▶ **Supplied material**
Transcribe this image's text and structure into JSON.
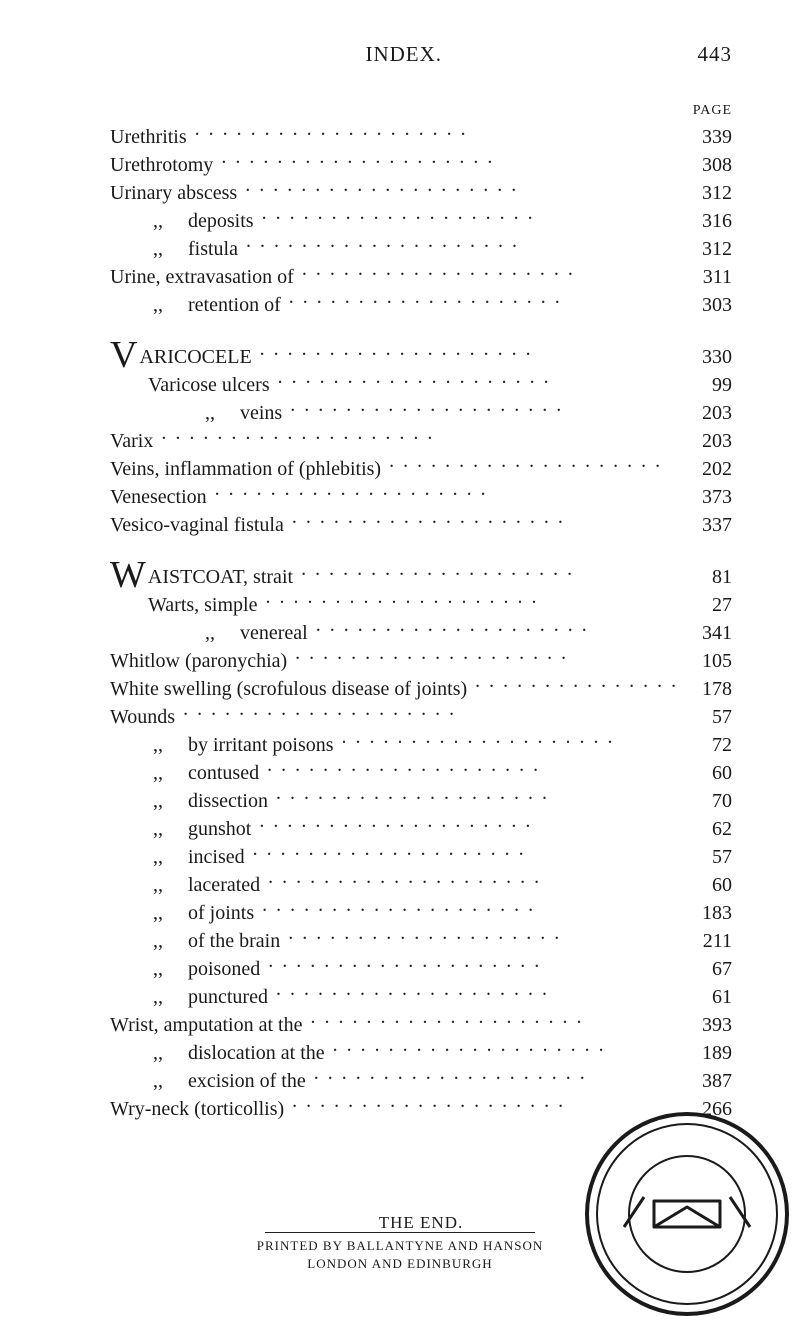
{
  "header": {
    "title": "INDEX.",
    "page_no": "443"
  },
  "page_col_label": "PAGE",
  "blocks": [
    {
      "entries": [
        {
          "indent": 0,
          "label": "Urethritis",
          "page": "339"
        },
        {
          "indent": 0,
          "label": "Urethrotomy",
          "page": "308"
        },
        {
          "indent": 0,
          "label": "Urinary abscess",
          "page": "312"
        },
        {
          "indent": 1,
          "ditto": ",,",
          "label": "deposits",
          "page": "316"
        },
        {
          "indent": 1,
          "ditto": ",,",
          "label": "fistula",
          "page": "312"
        },
        {
          "indent": 0,
          "label": "Urine, extravasation of",
          "page": "311"
        },
        {
          "indent": 1,
          "ditto": ",,",
          "label": "retention of",
          "page": "303"
        }
      ]
    },
    {
      "dropcap": "V",
      "entries": [
        {
          "indent": 0,
          "label": "ARICOCELE",
          "page": "330"
        },
        {
          "indent": 1,
          "label": "Varicose ulcers",
          "page": "99"
        },
        {
          "indent": 2,
          "ditto": ",,",
          "label": "veins",
          "page": "203"
        },
        {
          "indent": 0,
          "label": "Varix",
          "page": "203"
        },
        {
          "indent": 0,
          "label": "Veins, inflammation of (phlebitis)",
          "page": "202"
        },
        {
          "indent": 0,
          "label": "Venesection",
          "page": "373"
        },
        {
          "indent": 0,
          "label": "Vesico-vaginal fistula",
          "page": "337"
        }
      ]
    },
    {
      "dropcap": "W",
      "entries": [
        {
          "indent": 0,
          "label": "AISTCOAT, strait",
          "page": "81"
        },
        {
          "indent": 1,
          "label": "Warts, simple",
          "page": "27"
        },
        {
          "indent": 2,
          "ditto": ",,",
          "label": "venereal",
          "page": "341"
        },
        {
          "indent": 0,
          "label": "Whitlow (paronychia)",
          "page": "105"
        },
        {
          "indent": 0,
          "label": "White swelling (scrofulous disease of joints)",
          "page": "178"
        },
        {
          "indent": 0,
          "label": "Wounds",
          "page": "57"
        },
        {
          "indent": 1,
          "ditto": ",,",
          "label": "by irritant poisons",
          "page": "72"
        },
        {
          "indent": 1,
          "ditto": ",,",
          "label": "contused",
          "page": "60"
        },
        {
          "indent": 1,
          "ditto": ",,",
          "label": "dissection",
          "page": "70"
        },
        {
          "indent": 1,
          "ditto": ",,",
          "label": "gunshot",
          "page": "62"
        },
        {
          "indent": 1,
          "ditto": ",,",
          "label": "incised",
          "page": "57"
        },
        {
          "indent": 1,
          "ditto": ",,",
          "label": "lacerated",
          "page": "60"
        },
        {
          "indent": 1,
          "ditto": ",,",
          "label": "of joints",
          "page": "183"
        },
        {
          "indent": 1,
          "ditto": ",,",
          "label": "of the brain",
          "page": "211"
        },
        {
          "indent": 1,
          "ditto": ",,",
          "label": "poisoned",
          "page": "67"
        },
        {
          "indent": 1,
          "ditto": ",,",
          "label": "punctured",
          "page": "61"
        },
        {
          "indent": 0,
          "label": "Wrist, amputation at the",
          "page": "393"
        },
        {
          "indent": 1,
          "ditto": ",,",
          "label": "dislocation at the",
          "page": "189"
        },
        {
          "indent": 1,
          "ditto": ",,",
          "label": "excision of the",
          "page": "387"
        },
        {
          "indent": 0,
          "label": "Wry-neck (torticollis)",
          "page": "266"
        }
      ]
    }
  ],
  "the_end": "THE END.",
  "imprint": {
    "line1": "PRINTED BY BALLANTYNE AND HANSON",
    "line2": "LONDON AND EDINBURGH"
  },
  "stamp": {
    "outer_stroke": "#1a1a1a",
    "inner_fill": "#ffffff"
  }
}
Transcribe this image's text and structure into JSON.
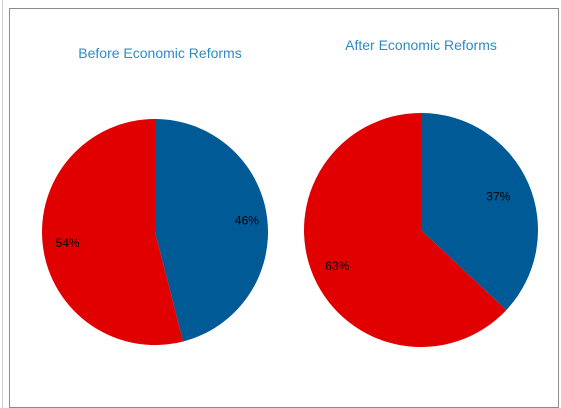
{
  "colors": {
    "title": "#2e8bc0",
    "slice_a": "#005a96",
    "slice_b": "#e00000",
    "border": "#8c8c8c"
  },
  "chart_data": [
    {
      "type": "pie",
      "title": "Before Economic Reforms",
      "categories": [
        "",
        ""
      ],
      "values": [
        46,
        54
      ],
      "labels": [
        "46%",
        "54%"
      ],
      "colors": [
        "#005a96",
        "#e00000"
      ],
      "legend": "none"
    },
    {
      "type": "pie",
      "title": "After Economic Reforms",
      "categories": [
        "",
        ""
      ],
      "values": [
        37,
        63
      ],
      "labels": [
        "37%",
        "63%"
      ],
      "colors": [
        "#005a96",
        "#e00000"
      ],
      "legend": "none"
    }
  ]
}
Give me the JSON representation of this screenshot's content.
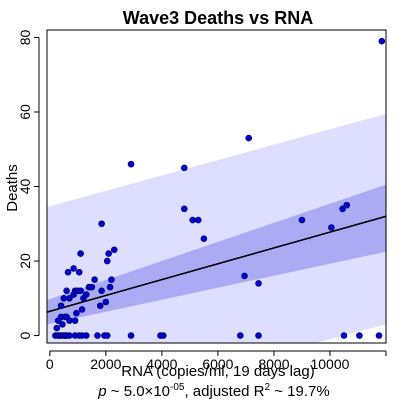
{
  "chart_data": {
    "type": "scatter",
    "title": "Wave3 Deaths vs RNA",
    "xlabel": "RNA (copies/ml, 19 days lag)",
    "ylabel": "Deaths",
    "subtitle": {
      "p_label": "p",
      "p_value_text": " ~ 5.0×10",
      "p_exponent": "-05",
      "r2_prefix": ", adjusted R",
      "r2_exponent": "2",
      "r2_value_text": " ~ 19.7%"
    },
    "xlim": [
      -100,
      12000
    ],
    "ylim": [
      -2,
      82
    ],
    "x_ticks": [
      0,
      2000,
      4000,
      6000,
      8000,
      10000,
      12000
    ],
    "x_tick_labels": [
      "0",
      "2000",
      "4000",
      "6000",
      "8000",
      "10000",
      ""
    ],
    "y_ticks": [
      0,
      20,
      40,
      60,
      80
    ],
    "y_tick_labels": [
      "0",
      "20",
      "40",
      "60",
      "80"
    ],
    "grid": false,
    "colors": {
      "point_fill": "#0000cc",
      "point_stroke": "#00005a",
      "prediction_band": "#dedeff",
      "confidence_band": "#aaaaf5",
      "fit_line": "#000000"
    },
    "fit_line": {
      "x": [
        -100,
        12000
      ],
      "y": [
        6.3,
        32.0
      ]
    },
    "confidence_band": {
      "x": [
        -100,
        12000
      ],
      "lower": [
        3.0,
        22.5
      ],
      "upper": [
        9.5,
        40.5
      ]
    },
    "prediction_band": {
      "x": [
        -100,
        12000
      ],
      "lower": [
        -21.0,
        3.0
      ],
      "upper": [
        34.5,
        59.5
      ]
    },
    "points": [
      {
        "x": 200,
        "y": 0
      },
      {
        "x": 300,
        "y": 0
      },
      {
        "x": 350,
        "y": 0
      },
      {
        "x": 400,
        "y": 0
      },
      {
        "x": 500,
        "y": 0
      },
      {
        "x": 550,
        "y": 0
      },
      {
        "x": 600,
        "y": 0
      },
      {
        "x": 700,
        "y": 0
      },
      {
        "x": 900,
        "y": 0
      },
      {
        "x": 1050,
        "y": 0
      },
      {
        "x": 1150,
        "y": 0
      },
      {
        "x": 1300,
        "y": 0
      },
      {
        "x": 1700,
        "y": 0
      },
      {
        "x": 1950,
        "y": 0
      },
      {
        "x": 2050,
        "y": 0
      },
      {
        "x": 2900,
        "y": 0
      },
      {
        "x": 3950,
        "y": 0
      },
      {
        "x": 4050,
        "y": 0
      },
      {
        "x": 6800,
        "y": 0
      },
      {
        "x": 7450,
        "y": 0
      },
      {
        "x": 10500,
        "y": 0
      },
      {
        "x": 11050,
        "y": 0
      },
      {
        "x": 11750,
        "y": 0
      },
      {
        "x": 250,
        "y": 2
      },
      {
        "x": 300,
        "y": 4
      },
      {
        "x": 400,
        "y": 5
      },
      {
        "x": 450,
        "y": 3
      },
      {
        "x": 550,
        "y": 5
      },
      {
        "x": 600,
        "y": 5
      },
      {
        "x": 700,
        "y": 4
      },
      {
        "x": 900,
        "y": 4
      },
      {
        "x": 950,
        "y": 6
      },
      {
        "x": 400,
        "y": 8
      },
      {
        "x": 500,
        "y": 10
      },
      {
        "x": 600,
        "y": 12
      },
      {
        "x": 700,
        "y": 10
      },
      {
        "x": 850,
        "y": 11
      },
      {
        "x": 900,
        "y": 12
      },
      {
        "x": 1000,
        "y": 12
      },
      {
        "x": 1100,
        "y": 12
      },
      {
        "x": 1150,
        "y": 7
      },
      {
        "x": 1200,
        "y": 10
      },
      {
        "x": 1300,
        "y": 11
      },
      {
        "x": 1400,
        "y": 13
      },
      {
        "x": 1500,
        "y": 13
      },
      {
        "x": 1600,
        "y": 15
      },
      {
        "x": 1800,
        "y": 8
      },
      {
        "x": 1850,
        "y": 12
      },
      {
        "x": 2000,
        "y": 9
      },
      {
        "x": 2150,
        "y": 13
      },
      {
        "x": 2200,
        "y": 15
      },
      {
        "x": 650,
        "y": 17
      },
      {
        "x": 850,
        "y": 18
      },
      {
        "x": 1050,
        "y": 17
      },
      {
        "x": 1100,
        "y": 22
      },
      {
        "x": 2050,
        "y": 20
      },
      {
        "x": 2100,
        "y": 22
      },
      {
        "x": 2300,
        "y": 23
      },
      {
        "x": 1850,
        "y": 30
      },
      {
        "x": 2900,
        "y": 46
      },
      {
        "x": 4800,
        "y": 45
      },
      {
        "x": 4800,
        "y": 34
      },
      {
        "x": 5100,
        "y": 31
      },
      {
        "x": 5300,
        "y": 31
      },
      {
        "x": 5500,
        "y": 26
      },
      {
        "x": 6950,
        "y": 16
      },
      {
        "x": 7100,
        "y": 53
      },
      {
        "x": 7450,
        "y": 14
      },
      {
        "x": 9000,
        "y": 31
      },
      {
        "x": 10050,
        "y": 29
      },
      {
        "x": 10450,
        "y": 34
      },
      {
        "x": 10600,
        "y": 35
      },
      {
        "x": 11850,
        "y": 79
      }
    ]
  }
}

▶ **The task**
Return each line in the records that holds the string "joints".

▶ **Answer to this problem**
          "label": "White swelling (scrofulous disease of joints)",
          "label": "of joints",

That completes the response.